§ Job
Only the number is wanted: how many lines contain "markets"?

Stored items
□ □ □ □

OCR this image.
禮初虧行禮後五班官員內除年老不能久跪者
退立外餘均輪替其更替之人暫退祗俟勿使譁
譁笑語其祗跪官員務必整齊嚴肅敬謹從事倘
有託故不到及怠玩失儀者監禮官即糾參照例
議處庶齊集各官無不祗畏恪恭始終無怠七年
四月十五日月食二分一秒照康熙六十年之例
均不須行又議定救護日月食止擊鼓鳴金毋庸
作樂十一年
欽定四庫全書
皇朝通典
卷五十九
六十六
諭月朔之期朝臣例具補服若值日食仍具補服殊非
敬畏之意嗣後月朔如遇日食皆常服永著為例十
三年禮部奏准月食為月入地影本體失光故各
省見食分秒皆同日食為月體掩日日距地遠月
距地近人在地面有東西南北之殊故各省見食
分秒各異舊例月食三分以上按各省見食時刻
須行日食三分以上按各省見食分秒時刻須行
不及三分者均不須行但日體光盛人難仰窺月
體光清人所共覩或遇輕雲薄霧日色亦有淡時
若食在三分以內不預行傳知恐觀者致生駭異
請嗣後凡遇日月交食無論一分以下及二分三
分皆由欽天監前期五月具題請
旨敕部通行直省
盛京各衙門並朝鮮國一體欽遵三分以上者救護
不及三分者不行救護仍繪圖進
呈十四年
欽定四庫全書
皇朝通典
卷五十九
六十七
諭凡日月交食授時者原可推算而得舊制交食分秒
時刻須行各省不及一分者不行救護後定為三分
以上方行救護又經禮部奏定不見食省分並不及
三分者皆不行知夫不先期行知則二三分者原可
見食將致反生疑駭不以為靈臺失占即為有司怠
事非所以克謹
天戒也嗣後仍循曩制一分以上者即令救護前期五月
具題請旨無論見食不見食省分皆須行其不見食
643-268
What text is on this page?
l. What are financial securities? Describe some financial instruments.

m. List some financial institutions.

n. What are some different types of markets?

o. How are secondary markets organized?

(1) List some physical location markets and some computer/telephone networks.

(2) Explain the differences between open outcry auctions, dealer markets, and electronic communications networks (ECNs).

□ □ □ □

§ Response to this task
4